_What you should do:_ Gather from the material every line that contains the string "Explorer".
## Begin Provided data
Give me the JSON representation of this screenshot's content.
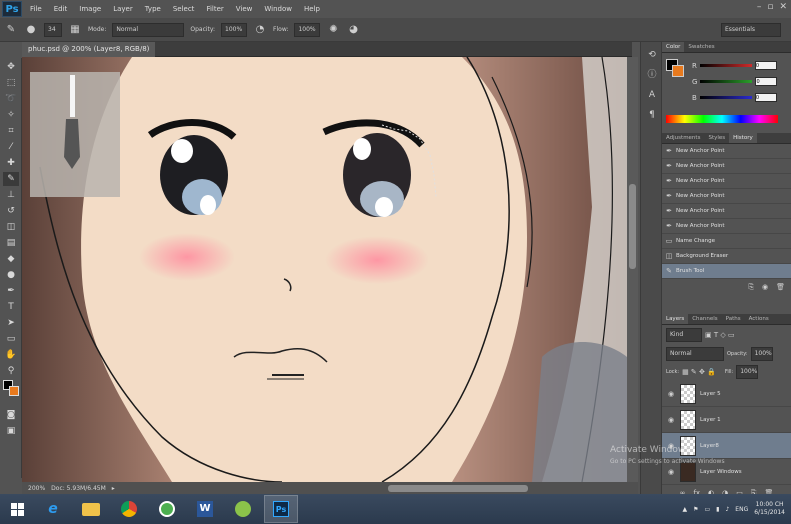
{
  "app": {
    "logo": "Ps",
    "document_tab": "phuc.psd @ 200% (Layer8, RGB/8)"
  },
  "menu": [
    "File",
    "Edit",
    "Image",
    "Layer",
    "Type",
    "Select",
    "Filter",
    "View",
    "Window",
    "Help"
  ],
  "options_bar": {
    "brush_size": "34",
    "mode_label": "Mode:",
    "mode_value": "Normal",
    "opacity_label": "Opacity:",
    "opacity_value": "100%",
    "flow_label": "Flow:",
    "flow_value": "100%",
    "workspace": "Essentials"
  },
  "status_bar": {
    "zoom": "200%",
    "doc": "Doc: 5.93M/6.45M"
  },
  "color_panel": {
    "tabs": [
      "Color",
      "Swatches"
    ],
    "labels": [
      "R",
      "G",
      "B"
    ],
    "values": [
      "0",
      "0",
      "0"
    ],
    "colors": {
      "r": "#d02a2a",
      "g": "#2aa02a",
      "b": "#2a2ad0",
      "fg": "#000000",
      "bg": "#e87a1e"
    }
  },
  "history_panel": {
    "tabs": [
      "Adjustments",
      "Styles",
      "History"
    ],
    "items": [
      {
        "label": "New Anchor Point",
        "icon": "pen-icon"
      },
      {
        "label": "New Anchor Point",
        "icon": "pen-icon"
      },
      {
        "label": "New Anchor Point",
        "icon": "pen-icon"
      },
      {
        "label": "New Anchor Point",
        "icon": "pen-icon"
      },
      {
        "label": "New Anchor Point",
        "icon": "pen-icon"
      },
      {
        "label": "New Anchor Point",
        "icon": "pen-icon"
      },
      {
        "label": "Name Change",
        "icon": "layer-icon"
      },
      {
        "label": "Background Eraser",
        "icon": "eraser-icon"
      },
      {
        "label": "Brush Tool",
        "icon": "brush-icon"
      }
    ]
  },
  "layers_panel": {
    "tabs": [
      "Layers",
      "Channels",
      "Paths",
      "Actions"
    ],
    "filter": "Kind",
    "blend_mode": "Normal",
    "opacity_label": "Opacity:",
    "opacity_value": "100%",
    "lock_label": "Lock:",
    "fill_label": "Fill:",
    "fill_value": "100%",
    "layers": [
      {
        "name": "Layer 5",
        "visible": true
      },
      {
        "name": "Layer 1",
        "visible": true
      },
      {
        "name": "Layer8",
        "visible": true,
        "selected": true
      },
      {
        "name": "Layer Windows",
        "visible": true
      }
    ]
  },
  "watermark": {
    "line1": "Activate Windows",
    "line2": "Go to PC settings to activate Windows"
  },
  "taskbar": {
    "apps": [
      {
        "name": "Internet Explorer",
        "icon": "ie-icon"
      },
      {
        "name": "File Explorer",
        "icon": "folder-icon"
      },
      {
        "name": "Chrome",
        "icon": "chrome-icon"
      },
      {
        "name": "App",
        "icon": "green-app-icon"
      },
      {
        "name": "Word",
        "icon": "word-icon"
      },
      {
        "name": "App",
        "icon": "game-icon"
      },
      {
        "name": "Photoshop",
        "icon": "photoshop-icon",
        "active": true
      }
    ],
    "lang": "ENG",
    "time": "10:00 CH",
    "date": "6/15/2014"
  }
}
## End Provided data
_Output:_
        "name": "Internet Explorer",
        "name": "File Explorer",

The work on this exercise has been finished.